[Entries from a visual dataset]
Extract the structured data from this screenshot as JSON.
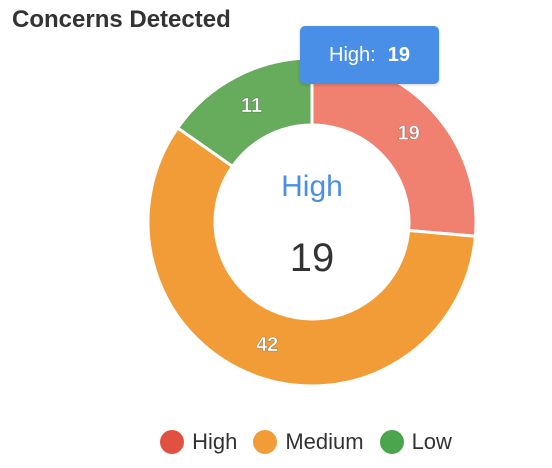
{
  "chart_data": {
    "type": "pie",
    "variant": "donut",
    "title": "Concerns Detected",
    "categories": [
      "High",
      "Medium",
      "Low"
    ],
    "values": [
      19,
      42,
      11
    ],
    "colors": [
      "#f08070",
      "#f29c38",
      "#67ab5c"
    ],
    "legend_colors": [
      "#e15141",
      "#f29c38",
      "#4aa54c"
    ],
    "legend_position": "bottom",
    "data_labels": [
      "19",
      "42",
      "11"
    ],
    "center": {
      "label": "High",
      "value": "19"
    },
    "tooltip": {
      "label": "High:",
      "value": "19"
    }
  }
}
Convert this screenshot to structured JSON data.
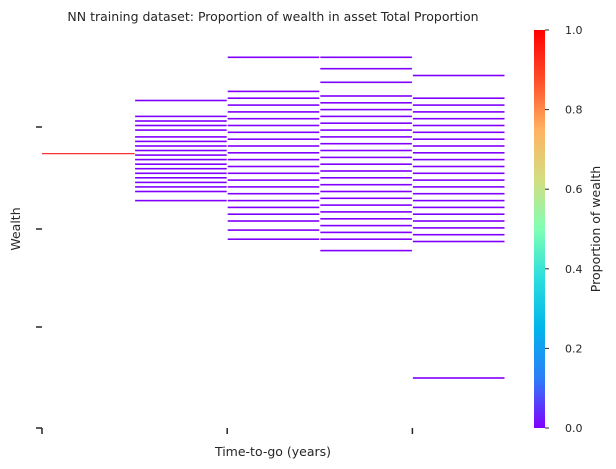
{
  "chart_data": {
    "type": "heatmap",
    "title": "NN training dataset: Proportion of wealth in asset Total Proportion",
    "xlabel": "Time-to-go (years)",
    "ylabel": "Wealth",
    "colorbar": {
      "label": "Proportion of wealth",
      "min": 0.0,
      "max": 1.0,
      "ticks": [
        "0.0",
        "0.2",
        "0.4",
        "0.6",
        "0.8",
        "1.0"
      ],
      "colors": [
        "#8000ff",
        "#2c7ef7",
        "#00b5eb",
        "#2adddd",
        "#80ffb4",
        "#d4dd80",
        "#ffb360",
        "#ff4c27",
        "#ff0000"
      ]
    },
    "x_tick_labels": [
      "",
      "",
      ""
    ],
    "y_tick_labels": [
      "",
      "",
      "",
      ""
    ],
    "grid": false,
    "columns": [
      {
        "wealth_min": 0.455,
        "wealth_max": 0.457,
        "levels": [
          {
            "wealth": 0.456,
            "value": 1.0
          }
        ]
      },
      {
        "wealth_min": 0.25,
        "wealth_max": 0.69,
        "levels": [
          {
            "wealth": 0.69,
            "value": 0.0
          },
          {
            "wealth": 0.62,
            "value": 0.0
          },
          {
            "wealth": 0.6,
            "value": 0.0
          },
          {
            "wealth": 0.58,
            "value": 0.0
          },
          {
            "wealth": 0.56,
            "value": 0.0
          },
          {
            "wealth": 0.53,
            "value": 0.0
          },
          {
            "wealth": 0.51,
            "value": 0.0
          },
          {
            "wealth": 0.49,
            "value": 0.0
          },
          {
            "wealth": 0.47,
            "value": 0.0
          },
          {
            "wealth": 0.45,
            "value": 0.0
          },
          {
            "wealth": 0.43,
            "value": 0.0
          },
          {
            "wealth": 0.41,
            "value": 0.0
          },
          {
            "wealth": 0.39,
            "value": 0.0
          },
          {
            "wealth": 0.37,
            "value": 0.0
          },
          {
            "wealth": 0.35,
            "value": 0.0
          },
          {
            "wealth": 0.33,
            "value": 0.0
          },
          {
            "wealth": 0.31,
            "value": 0.0
          },
          {
            "wealth": 0.29,
            "value": 0.0
          },
          {
            "wealth": 0.25,
            "value": 0.0
          }
        ]
      },
      {
        "wealth_min": 0.08,
        "wealth_max": 0.88,
        "levels": [
          {
            "wealth": 0.88,
            "value": 0.0
          },
          {
            "wealth": 0.73,
            "value": 0.0
          },
          {
            "wealth": 0.7,
            "value": 0.0
          },
          {
            "wealth": 0.67,
            "value": 0.0
          },
          {
            "wealth": 0.64,
            "value": 0.0
          },
          {
            "wealth": 0.61,
            "value": 0.0
          },
          {
            "wealth": 0.58,
            "value": 0.0
          },
          {
            "wealth": 0.55,
            "value": 0.0
          },
          {
            "wealth": 0.52,
            "value": 0.0
          },
          {
            "wealth": 0.49,
            "value": 0.0
          },
          {
            "wealth": 0.46,
            "value": 0.0
          },
          {
            "wealth": 0.43,
            "value": 0.0
          },
          {
            "wealth": 0.4,
            "value": 0.0
          },
          {
            "wealth": 0.37,
            "value": 0.0
          },
          {
            "wealth": 0.34,
            "value": 0.0
          },
          {
            "wealth": 0.31,
            "value": 0.0
          },
          {
            "wealth": 0.28,
            "value": 0.0
          },
          {
            "wealth": 0.25,
            "value": 0.0
          },
          {
            "wealth": 0.22,
            "value": 0.0
          },
          {
            "wealth": 0.19,
            "value": 0.0
          },
          {
            "wealth": 0.16,
            "value": 0.0
          },
          {
            "wealth": 0.12,
            "value": 0.0
          },
          {
            "wealth": 0.08,
            "value": 0.0
          }
        ]
      },
      {
        "wealth_min": 0.03,
        "wealth_max": 0.88,
        "levels": [
          {
            "wealth": 0.88,
            "value": 0.0
          },
          {
            "wealth": 0.83,
            "value": 0.0
          },
          {
            "wealth": 0.77,
            "value": 0.0
          },
          {
            "wealth": 0.71,
            "value": 0.0
          },
          {
            "wealth": 0.68,
            "value": 0.0
          },
          {
            "wealth": 0.65,
            "value": 0.0
          },
          {
            "wealth": 0.62,
            "value": 0.0
          },
          {
            "wealth": 0.59,
            "value": 0.0
          },
          {
            "wealth": 0.56,
            "value": 0.0
          },
          {
            "wealth": 0.53,
            "value": 0.0
          },
          {
            "wealth": 0.5,
            "value": 0.0
          },
          {
            "wealth": 0.47,
            "value": 0.0
          },
          {
            "wealth": 0.44,
            "value": 0.0
          },
          {
            "wealth": 0.41,
            "value": 0.0
          },
          {
            "wealth": 0.38,
            "value": 0.0
          },
          {
            "wealth": 0.35,
            "value": 0.0
          },
          {
            "wealth": 0.32,
            "value": 0.0
          },
          {
            "wealth": 0.29,
            "value": 0.0
          },
          {
            "wealth": 0.26,
            "value": 0.0
          },
          {
            "wealth": 0.23,
            "value": 0.0
          },
          {
            "wealth": 0.2,
            "value": 0.0
          },
          {
            "wealth": 0.17,
            "value": 0.0
          },
          {
            "wealth": 0.14,
            "value": 0.0
          },
          {
            "wealth": 0.11,
            "value": 0.0
          },
          {
            "wealth": 0.08,
            "value": 0.0
          },
          {
            "wealth": 0.03,
            "value": 0.0
          }
        ]
      },
      {
        "wealth_min": -0.53,
        "wealth_max": 0.8,
        "levels": [
          {
            "wealth": 0.8,
            "value": 0.0
          },
          {
            "wealth": 0.7,
            "value": 0.0
          },
          {
            "wealth": 0.67,
            "value": 0.0
          },
          {
            "wealth": 0.64,
            "value": 0.0
          },
          {
            "wealth": 0.61,
            "value": 0.0
          },
          {
            "wealth": 0.58,
            "value": 0.0
          },
          {
            "wealth": 0.55,
            "value": 0.0
          },
          {
            "wealth": 0.52,
            "value": 0.0
          },
          {
            "wealth": 0.49,
            "value": 0.0
          },
          {
            "wealth": 0.46,
            "value": 0.0
          },
          {
            "wealth": 0.43,
            "value": 0.0
          },
          {
            "wealth": 0.4,
            "value": 0.0
          },
          {
            "wealth": 0.37,
            "value": 0.0
          },
          {
            "wealth": 0.34,
            "value": 0.0
          },
          {
            "wealth": 0.31,
            "value": 0.0
          },
          {
            "wealth": 0.28,
            "value": 0.0
          },
          {
            "wealth": 0.25,
            "value": 0.0
          },
          {
            "wealth": 0.22,
            "value": 0.0
          },
          {
            "wealth": 0.19,
            "value": 0.0
          },
          {
            "wealth": 0.16,
            "value": 0.0
          },
          {
            "wealth": 0.13,
            "value": 0.0
          },
          {
            "wealth": 0.1,
            "value": 0.0
          },
          {
            "wealth": 0.07,
            "value": 0.0
          },
          {
            "wealth": -0.53,
            "value": 0.0
          }
        ]
      }
    ]
  }
}
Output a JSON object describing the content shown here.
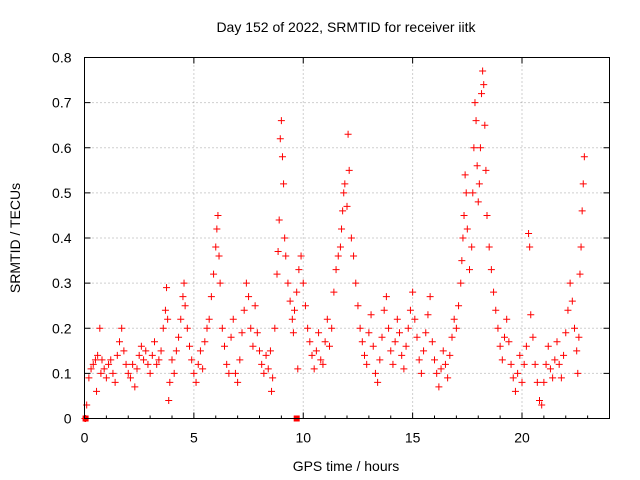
{
  "chart_data": {
    "type": "scatter",
    "title": "Day 152 of 2022, SRMTID for receiver iitk",
    "xlabel": "GPS time / hours",
    "ylabel": "SRMTID / TECUs",
    "xlim": [
      0,
      24
    ],
    "ylim": [
      0,
      0.8
    ],
    "x_ticks": [
      0,
      5,
      10,
      15,
      20
    ],
    "y_ticks": [
      0,
      0.1,
      0.2,
      0.3,
      0.4,
      0.5,
      0.6,
      0.7,
      0.8
    ],
    "x_tick_labels": [
      "0",
      "5",
      "10",
      "15",
      "20"
    ],
    "y_tick_labels": [
      "0",
      "0.1",
      "0.2",
      "0.3",
      "0.4",
      "0.5",
      "0.6",
      "0.7",
      "0.8"
    ],
    "grid": true,
    "marker": "+",
    "color": "#ff0000",
    "series": [
      {
        "name": "SRMTID",
        "points": [
          [
            0.02,
            0.0
          ],
          [
            0.05,
            0.0
          ],
          [
            0.1,
            0.03
          ],
          [
            0.2,
            0.09
          ],
          [
            0.3,
            0.11
          ],
          [
            0.4,
            0.12
          ],
          [
            0.5,
            0.13
          ],
          [
            0.55,
            0.06
          ],
          [
            0.6,
            0.14
          ],
          [
            0.7,
            0.2
          ],
          [
            0.75,
            0.1
          ],
          [
            0.8,
            0.13
          ],
          [
            0.9,
            0.11
          ],
          [
            1.0,
            0.09
          ],
          [
            1.1,
            0.12
          ],
          [
            1.2,
            0.13
          ],
          [
            1.3,
            0.1
          ],
          [
            1.4,
            0.08
          ],
          [
            1.5,
            0.14
          ],
          [
            1.6,
            0.17
          ],
          [
            1.7,
            0.2
          ],
          [
            1.8,
            0.15
          ],
          [
            1.9,
            0.12
          ],
          [
            2.0,
            0.1
          ],
          [
            2.1,
            0.09
          ],
          [
            2.2,
            0.12
          ],
          [
            2.3,
            0.07
          ],
          [
            2.4,
            0.11
          ],
          [
            2.5,
            0.14
          ],
          [
            2.6,
            0.16
          ],
          [
            2.7,
            0.13
          ],
          [
            2.8,
            0.15
          ],
          [
            2.9,
            0.12
          ],
          [
            3.0,
            0.1
          ],
          [
            3.1,
            0.14
          ],
          [
            3.2,
            0.17
          ],
          [
            3.3,
            0.12
          ],
          [
            3.4,
            0.13
          ],
          [
            3.5,
            0.15
          ],
          [
            3.6,
            0.2
          ],
          [
            3.7,
            0.24
          ],
          [
            3.75,
            0.29
          ],
          [
            3.8,
            0.22
          ],
          [
            3.85,
            0.04
          ],
          [
            3.9,
            0.08
          ],
          [
            4.0,
            0.13
          ],
          [
            4.1,
            0.1
          ],
          [
            4.2,
            0.15
          ],
          [
            4.3,
            0.18
          ],
          [
            4.4,
            0.22
          ],
          [
            4.5,
            0.27
          ],
          [
            4.55,
            0.3
          ],
          [
            4.6,
            0.25
          ],
          [
            4.7,
            0.2
          ],
          [
            4.8,
            0.16
          ],
          [
            4.9,
            0.13
          ],
          [
            5.0,
            0.1
          ],
          [
            5.1,
            0.08
          ],
          [
            5.2,
            0.12
          ],
          [
            5.3,
            0.15
          ],
          [
            5.4,
            0.11
          ],
          [
            5.5,
            0.17
          ],
          [
            5.6,
            0.2
          ],
          [
            5.7,
            0.22
          ],
          [
            5.8,
            0.27
          ],
          [
            5.9,
            0.32
          ],
          [
            6.0,
            0.38
          ],
          [
            6.05,
            0.42
          ],
          [
            6.1,
            0.45
          ],
          [
            6.15,
            0.36
          ],
          [
            6.2,
            0.3
          ],
          [
            6.3,
            0.2
          ],
          [
            6.4,
            0.16
          ],
          [
            6.5,
            0.12
          ],
          [
            6.6,
            0.1
          ],
          [
            6.7,
            0.18
          ],
          [
            6.8,
            0.22
          ],
          [
            6.9,
            0.1
          ],
          [
            7.0,
            0.08
          ],
          [
            7.1,
            0.13
          ],
          [
            7.2,
            0.19
          ],
          [
            7.3,
            0.24
          ],
          [
            7.4,
            0.3
          ],
          [
            7.5,
            0.27
          ],
          [
            7.6,
            0.2
          ],
          [
            7.7,
            0.16
          ],
          [
            7.8,
            0.25
          ],
          [
            7.9,
            0.19
          ],
          [
            8.0,
            0.15
          ],
          [
            8.1,
            0.12
          ],
          [
            8.2,
            0.1
          ],
          [
            8.3,
            0.14
          ],
          [
            8.4,
            0.11
          ],
          [
            8.5,
            0.15
          ],
          [
            8.55,
            0.06
          ],
          [
            8.6,
            0.09
          ],
          [
            8.7,
            0.2
          ],
          [
            8.8,
            0.32
          ],
          [
            8.85,
            0.37
          ],
          [
            8.9,
            0.44
          ],
          [
            8.95,
            0.62
          ],
          [
            9.0,
            0.66
          ],
          [
            9.05,
            0.58
          ],
          [
            9.1,
            0.52
          ],
          [
            9.15,
            0.4
          ],
          [
            9.2,
            0.36
          ],
          [
            9.3,
            0.3
          ],
          [
            9.4,
            0.26
          ],
          [
            9.5,
            0.22
          ],
          [
            9.55,
            0.19
          ],
          [
            9.6,
            0.24
          ],
          [
            9.7,
            0.28
          ],
          [
            9.75,
            0.11
          ],
          [
            9.8,
            0.33
          ],
          [
            9.9,
            0.36
          ],
          [
            10.0,
            0.3
          ],
          [
            10.1,
            0.25
          ],
          [
            10.2,
            0.2
          ],
          [
            10.3,
            0.17
          ],
          [
            10.4,
            0.14
          ],
          [
            10.5,
            0.11
          ],
          [
            10.6,
            0.15
          ],
          [
            10.7,
            0.19
          ],
          [
            10.8,
            0.13
          ],
          [
            10.9,
            0.12
          ],
          [
            11.0,
            0.17
          ],
          [
            11.1,
            0.22
          ],
          [
            11.2,
            0.16
          ],
          [
            11.3,
            0.2
          ],
          [
            11.4,
            0.28
          ],
          [
            11.5,
            0.33
          ],
          [
            11.6,
            0.36
          ],
          [
            11.7,
            0.38
          ],
          [
            11.75,
            0.42
          ],
          [
            11.8,
            0.46
          ],
          [
            11.85,
            0.5
          ],
          [
            11.9,
            0.52
          ],
          [
            12.0,
            0.47
          ],
          [
            12.05,
            0.63
          ],
          [
            12.1,
            0.55
          ],
          [
            12.2,
            0.4
          ],
          [
            12.3,
            0.36
          ],
          [
            12.4,
            0.3
          ],
          [
            12.5,
            0.25
          ],
          [
            12.6,
            0.2
          ],
          [
            12.7,
            0.17
          ],
          [
            12.8,
            0.14
          ],
          [
            12.9,
            0.12
          ],
          [
            13.0,
            0.19
          ],
          [
            13.1,
            0.23
          ],
          [
            13.2,
            0.16
          ],
          [
            13.3,
            0.1
          ],
          [
            13.4,
            0.08
          ],
          [
            13.5,
            0.13
          ],
          [
            13.6,
            0.18
          ],
          [
            13.7,
            0.24
          ],
          [
            13.8,
            0.27
          ],
          [
            13.9,
            0.2
          ],
          [
            14.0,
            0.15
          ],
          [
            14.1,
            0.12
          ],
          [
            14.2,
            0.17
          ],
          [
            14.3,
            0.22
          ],
          [
            14.4,
            0.19
          ],
          [
            14.5,
            0.14
          ],
          [
            14.6,
            0.11
          ],
          [
            14.7,
            0.16
          ],
          [
            14.8,
            0.2
          ],
          [
            14.9,
            0.24
          ],
          [
            15.0,
            0.28
          ],
          [
            15.1,
            0.22
          ],
          [
            15.2,
            0.18
          ],
          [
            15.3,
            0.13
          ],
          [
            15.4,
            0.1
          ],
          [
            15.5,
            0.15
          ],
          [
            15.6,
            0.19
          ],
          [
            15.7,
            0.23
          ],
          [
            15.8,
            0.27
          ],
          [
            15.9,
            0.17
          ],
          [
            16.0,
            0.13
          ],
          [
            16.1,
            0.1
          ],
          [
            16.2,
            0.07
          ],
          [
            16.3,
            0.11
          ],
          [
            16.4,
            0.15
          ],
          [
            16.5,
            0.12
          ],
          [
            16.6,
            0.09
          ],
          [
            16.7,
            0.14
          ],
          [
            16.8,
            0.18
          ],
          [
            16.9,
            0.22
          ],
          [
            17.0,
            0.2
          ],
          [
            17.1,
            0.25
          ],
          [
            17.2,
            0.3
          ],
          [
            17.25,
            0.35
          ],
          [
            17.3,
            0.4
          ],
          [
            17.35,
            0.45
          ],
          [
            17.4,
            0.54
          ],
          [
            17.45,
            0.5
          ],
          [
            17.5,
            0.42
          ],
          [
            17.6,
            0.33
          ],
          [
            17.7,
            0.38
          ],
          [
            17.75,
            0.5
          ],
          [
            17.8,
            0.6
          ],
          [
            17.85,
            0.7
          ],
          [
            17.9,
            0.66
          ],
          [
            17.95,
            0.56
          ],
          [
            18.0,
            0.48
          ],
          [
            18.05,
            0.52
          ],
          [
            18.1,
            0.6
          ],
          [
            18.15,
            0.72
          ],
          [
            18.2,
            0.77
          ],
          [
            18.25,
            0.74
          ],
          [
            18.3,
            0.65
          ],
          [
            18.35,
            0.55
          ],
          [
            18.4,
            0.45
          ],
          [
            18.5,
            0.38
          ],
          [
            18.6,
            0.33
          ],
          [
            18.7,
            0.28
          ],
          [
            18.8,
            0.24
          ],
          [
            18.9,
            0.2
          ],
          [
            19.0,
            0.16
          ],
          [
            19.1,
            0.13
          ],
          [
            19.2,
            0.18
          ],
          [
            19.3,
            0.22
          ],
          [
            19.4,
            0.17
          ],
          [
            19.5,
            0.12
          ],
          [
            19.6,
            0.09
          ],
          [
            19.7,
            0.06
          ],
          [
            19.8,
            0.1
          ],
          [
            19.9,
            0.14
          ],
          [
            20.0,
            0.08
          ],
          [
            20.1,
            0.12
          ],
          [
            20.2,
            0.16
          ],
          [
            20.3,
            0.41
          ],
          [
            20.35,
            0.38
          ],
          [
            20.4,
            0.23
          ],
          [
            20.5,
            0.18
          ],
          [
            20.6,
            0.12
          ],
          [
            20.7,
            0.08
          ],
          [
            20.8,
            0.04
          ],
          [
            20.9,
            0.03
          ],
          [
            21.0,
            0.08
          ],
          [
            21.1,
            0.12
          ],
          [
            21.2,
            0.16
          ],
          [
            21.3,
            0.11
          ],
          [
            21.4,
            0.09
          ],
          [
            21.5,
            0.13
          ],
          [
            21.6,
            0.17
          ],
          [
            21.7,
            0.12
          ],
          [
            21.8,
            0.09
          ],
          [
            21.9,
            0.14
          ],
          [
            22.0,
            0.19
          ],
          [
            22.1,
            0.24
          ],
          [
            22.2,
            0.3
          ],
          [
            22.3,
            0.26
          ],
          [
            22.4,
            0.2
          ],
          [
            22.5,
            0.15
          ],
          [
            22.55,
            0.1
          ],
          [
            22.6,
            0.18
          ],
          [
            22.65,
            0.32
          ],
          [
            22.7,
            0.38
          ],
          [
            22.75,
            0.46
          ],
          [
            22.8,
            0.52
          ],
          [
            22.85,
            0.58
          ]
        ]
      }
    ],
    "baseline_markers": [
      0.05,
      9.7
    ]
  }
}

STATED EXERCISE: Return each line that includes "this".

ANSWER:
Extract the structured data from this screenshot as JSON.
Convert this screenshot to structured JSON data.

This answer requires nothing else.